▶ **Material provided**
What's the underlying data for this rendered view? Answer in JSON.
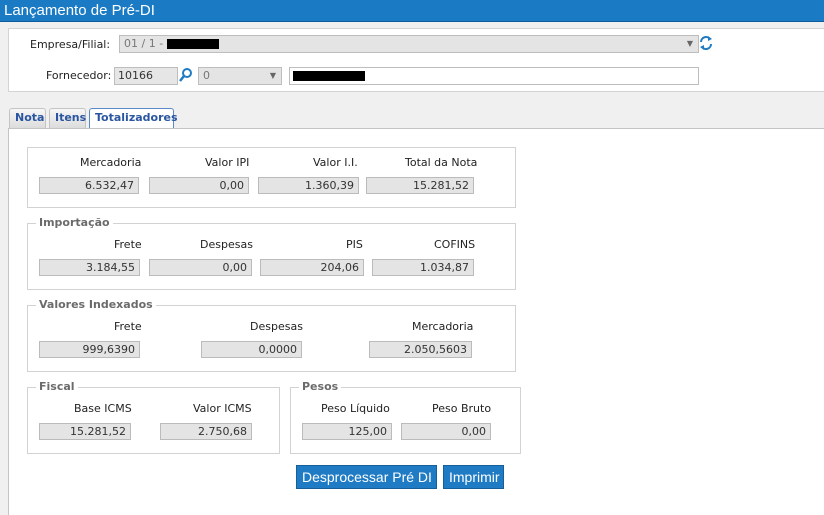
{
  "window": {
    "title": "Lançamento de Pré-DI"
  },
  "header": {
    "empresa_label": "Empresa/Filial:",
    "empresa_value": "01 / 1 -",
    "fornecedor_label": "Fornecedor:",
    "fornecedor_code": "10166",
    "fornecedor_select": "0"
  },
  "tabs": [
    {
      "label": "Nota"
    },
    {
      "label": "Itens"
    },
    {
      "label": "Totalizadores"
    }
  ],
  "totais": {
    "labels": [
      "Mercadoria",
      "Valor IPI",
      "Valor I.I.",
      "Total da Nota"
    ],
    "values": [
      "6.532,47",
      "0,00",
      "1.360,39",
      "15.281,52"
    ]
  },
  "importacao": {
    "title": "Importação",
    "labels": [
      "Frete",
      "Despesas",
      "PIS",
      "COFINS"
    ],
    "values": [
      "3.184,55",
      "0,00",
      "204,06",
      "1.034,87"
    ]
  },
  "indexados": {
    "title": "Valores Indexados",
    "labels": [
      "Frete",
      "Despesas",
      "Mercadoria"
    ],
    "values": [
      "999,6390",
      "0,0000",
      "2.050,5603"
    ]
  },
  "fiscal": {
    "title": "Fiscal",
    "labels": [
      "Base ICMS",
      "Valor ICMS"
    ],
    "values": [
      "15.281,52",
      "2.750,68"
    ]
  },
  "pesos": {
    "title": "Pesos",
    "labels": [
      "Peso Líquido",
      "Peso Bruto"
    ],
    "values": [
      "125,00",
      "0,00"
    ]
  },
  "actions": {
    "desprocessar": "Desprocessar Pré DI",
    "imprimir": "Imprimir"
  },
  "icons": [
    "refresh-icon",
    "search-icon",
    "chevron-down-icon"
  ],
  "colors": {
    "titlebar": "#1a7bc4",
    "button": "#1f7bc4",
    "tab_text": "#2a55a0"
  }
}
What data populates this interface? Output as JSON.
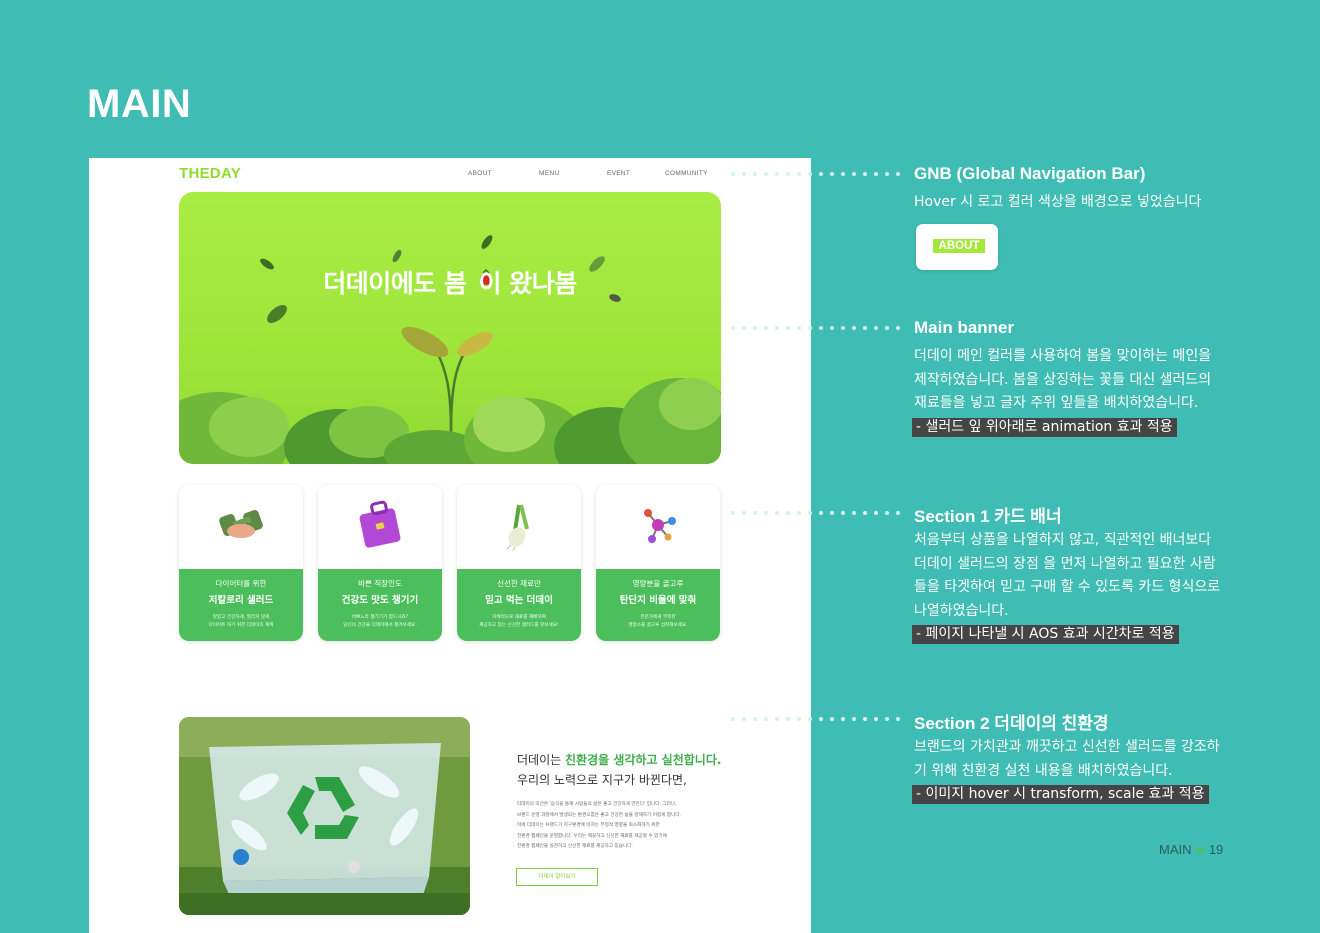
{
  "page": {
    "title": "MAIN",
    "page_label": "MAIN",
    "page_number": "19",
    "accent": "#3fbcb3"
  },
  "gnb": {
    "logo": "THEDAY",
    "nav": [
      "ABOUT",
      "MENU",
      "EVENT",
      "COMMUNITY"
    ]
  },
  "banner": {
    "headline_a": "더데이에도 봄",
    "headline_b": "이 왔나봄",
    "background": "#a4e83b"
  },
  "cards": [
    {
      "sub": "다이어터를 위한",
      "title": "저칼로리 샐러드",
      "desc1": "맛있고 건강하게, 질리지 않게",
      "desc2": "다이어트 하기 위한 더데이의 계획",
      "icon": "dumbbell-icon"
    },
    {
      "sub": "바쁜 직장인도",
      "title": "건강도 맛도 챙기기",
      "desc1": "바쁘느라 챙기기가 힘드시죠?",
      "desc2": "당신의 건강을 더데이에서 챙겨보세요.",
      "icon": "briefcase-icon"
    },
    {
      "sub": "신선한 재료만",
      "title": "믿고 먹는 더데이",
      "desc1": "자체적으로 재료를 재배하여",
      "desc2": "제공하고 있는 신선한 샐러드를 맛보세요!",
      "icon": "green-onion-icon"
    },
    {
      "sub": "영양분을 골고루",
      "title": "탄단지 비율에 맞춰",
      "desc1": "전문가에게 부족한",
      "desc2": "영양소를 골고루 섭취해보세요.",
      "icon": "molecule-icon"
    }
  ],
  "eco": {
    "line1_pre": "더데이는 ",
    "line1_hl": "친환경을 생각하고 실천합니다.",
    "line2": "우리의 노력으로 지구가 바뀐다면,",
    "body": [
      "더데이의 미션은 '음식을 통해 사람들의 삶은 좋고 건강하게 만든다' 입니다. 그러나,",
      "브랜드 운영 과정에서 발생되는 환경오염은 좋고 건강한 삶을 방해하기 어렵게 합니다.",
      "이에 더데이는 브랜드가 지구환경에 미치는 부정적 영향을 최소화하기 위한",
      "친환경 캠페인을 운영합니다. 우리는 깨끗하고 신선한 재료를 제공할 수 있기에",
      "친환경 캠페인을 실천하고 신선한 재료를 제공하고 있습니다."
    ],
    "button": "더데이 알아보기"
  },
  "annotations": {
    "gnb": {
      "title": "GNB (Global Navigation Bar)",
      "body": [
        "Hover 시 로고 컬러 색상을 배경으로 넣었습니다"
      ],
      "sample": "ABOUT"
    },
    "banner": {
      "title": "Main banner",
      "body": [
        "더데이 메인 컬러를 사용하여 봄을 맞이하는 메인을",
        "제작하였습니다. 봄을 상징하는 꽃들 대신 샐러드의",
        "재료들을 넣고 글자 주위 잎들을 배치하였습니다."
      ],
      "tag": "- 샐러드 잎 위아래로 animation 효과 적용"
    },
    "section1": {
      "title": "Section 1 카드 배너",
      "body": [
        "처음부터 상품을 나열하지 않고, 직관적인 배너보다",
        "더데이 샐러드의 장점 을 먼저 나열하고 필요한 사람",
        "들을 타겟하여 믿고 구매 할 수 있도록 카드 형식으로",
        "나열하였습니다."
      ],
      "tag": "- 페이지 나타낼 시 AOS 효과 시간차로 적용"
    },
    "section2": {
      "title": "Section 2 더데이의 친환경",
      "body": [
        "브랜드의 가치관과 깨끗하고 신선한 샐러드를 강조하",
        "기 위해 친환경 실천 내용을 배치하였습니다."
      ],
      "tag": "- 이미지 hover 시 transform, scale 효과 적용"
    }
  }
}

▶ **Requirement**
Copy out each line that contains the word "깨끗하고".

▶ **Answer**
      "친환경 캠페인을 운영합니다. 우리는 깨끗하고 신선한 재료를 제공할 수 있기에",
        "브랜드의 가치관과 깨끗하고 신선한 샐러드를 강조하",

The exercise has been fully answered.